* **PROBLEM STATEMENT**:
Copy every entry precisely.

(Collected data entries)
-----
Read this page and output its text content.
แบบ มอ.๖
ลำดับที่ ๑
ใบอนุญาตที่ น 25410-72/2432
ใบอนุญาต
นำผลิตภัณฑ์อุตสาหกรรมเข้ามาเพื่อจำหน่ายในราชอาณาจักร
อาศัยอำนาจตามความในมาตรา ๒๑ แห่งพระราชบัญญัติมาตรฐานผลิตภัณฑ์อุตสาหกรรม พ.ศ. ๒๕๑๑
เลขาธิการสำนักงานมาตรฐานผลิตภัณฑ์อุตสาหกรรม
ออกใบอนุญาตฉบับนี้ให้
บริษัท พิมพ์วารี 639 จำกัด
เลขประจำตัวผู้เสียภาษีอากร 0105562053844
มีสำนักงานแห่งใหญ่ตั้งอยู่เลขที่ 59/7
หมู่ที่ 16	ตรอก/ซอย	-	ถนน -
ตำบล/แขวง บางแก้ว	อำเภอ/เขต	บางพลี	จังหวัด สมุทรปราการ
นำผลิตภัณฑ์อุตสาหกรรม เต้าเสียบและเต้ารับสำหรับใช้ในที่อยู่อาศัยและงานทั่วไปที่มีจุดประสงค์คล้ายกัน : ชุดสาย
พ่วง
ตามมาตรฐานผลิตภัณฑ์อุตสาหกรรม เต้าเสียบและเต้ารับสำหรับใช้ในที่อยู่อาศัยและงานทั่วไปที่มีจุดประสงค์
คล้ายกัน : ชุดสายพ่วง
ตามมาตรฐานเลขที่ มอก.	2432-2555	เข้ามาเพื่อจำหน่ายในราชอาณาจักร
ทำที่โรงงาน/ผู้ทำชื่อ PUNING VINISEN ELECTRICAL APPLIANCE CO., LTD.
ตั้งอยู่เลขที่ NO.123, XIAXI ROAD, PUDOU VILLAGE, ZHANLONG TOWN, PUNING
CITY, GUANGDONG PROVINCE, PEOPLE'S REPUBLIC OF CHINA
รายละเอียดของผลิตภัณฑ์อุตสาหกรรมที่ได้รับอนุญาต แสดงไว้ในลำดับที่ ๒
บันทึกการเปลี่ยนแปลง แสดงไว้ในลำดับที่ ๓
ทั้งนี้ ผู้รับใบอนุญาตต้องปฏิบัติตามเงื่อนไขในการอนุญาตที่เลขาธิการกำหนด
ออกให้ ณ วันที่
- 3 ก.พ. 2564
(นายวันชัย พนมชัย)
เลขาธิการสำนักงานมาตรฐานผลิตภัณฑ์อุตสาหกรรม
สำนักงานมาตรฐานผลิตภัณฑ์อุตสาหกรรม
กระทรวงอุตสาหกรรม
-----
* **SOLUTION**:
Read this page and output its text content.
แบบ มอ.๖
ลำดับที่ ๑
ใบอนุญาตที่ น 25410-72/2432
ใบอนุญาต
นำผลิตภัณฑ์อุตสาหกรรมเข้ามาเพื่อจำหน่ายในราชอาณาจักร
อาศัยอำนาจตามความในมาตรา ๒๑ แห่งพระราชบัญญัติมาตรฐานผลิตภัณฑ์อุตสาหกรรม พ.ศ. ๒๕๑๑
เลขาธิการสำนักงานมาตรฐานผลิตภัณฑ์อุตสาหกรรม
ออกใบอนุญาตฉบับนี้ให้
บริษัท พิมพ์วารี 639 จำกัด
เลขประจำตัวผู้เสียภาษีอากร 0105562053844
มีสำนักงานแห่งใหญ่ตั้งอยู่เลขที่ 59/7
หมู่ที่ 16	ตรอก/ซอย	-	ถนน -
ตำบล/แขวง บางแก้ว	อำเภอ/เขต	บางพลี	จังหวัด สมุทรปราการ
นำผลิตภัณฑ์อุตสาหกรรม เต้าเสียบและเต้ารับสำหรับใช้ในที่อยู่อาศัยและงานทั่วไปที่มีจุดประสงค์คล้ายกัน : ชุดสาย
พ่วง
ตามมาตรฐานผลิตภัณฑ์อุตสาหกรรม เต้าเสียบและเต้ารับสำหรับใช้ในที่อยู่อาศัยและงานทั่วไปที่มีจุดประสงค์
คล้ายกัน : ชุดสายพ่วง
ตามมาตรฐานเลขที่ มอก.	2432-2555	เข้ามาเพื่อจำหน่ายในราชอาณาจักร
ทำที่โรงงาน/ผู้ทำชื่อ PUNING VINISEN ELECTRICAL APPLIANCE CO., LTD.
ตั้งอยู่เลขที่ NO.123, XIAXI ROAD, PUDOU VILLAGE, ZHANLONG TOWN, PUNING
CITY, GUANGDONG PROVINCE, PEOPLE'S REPUBLIC OF CHINA
รายละเอียดของผลิตภัณฑ์อุตสาหกรรมที่ได้รับอนุญาต แสดงไว้ในลำดับที่ ๒
บันทึกการเปลี่ยนแปลง แสดงไว้ในลำดับที่ ๓
ทั้งนี้ ผู้รับใบอนุญาตต้องปฏิบัติตามเงื่อนไขในการอนุญาตที่เลขาธิการกำหนด
ออกให้ ณ วันที่
- 3 ก.พ. 2564
(นายวันชัย พนมชัย)
เลขาธิการสำนักงานมาตรฐานผลิตภัณฑ์อุตสาหกรรม
สำนักงานมาตรฐานผลิตภัณฑ์อุตสาหกรรม
กระทรวงอุตสาหกรรม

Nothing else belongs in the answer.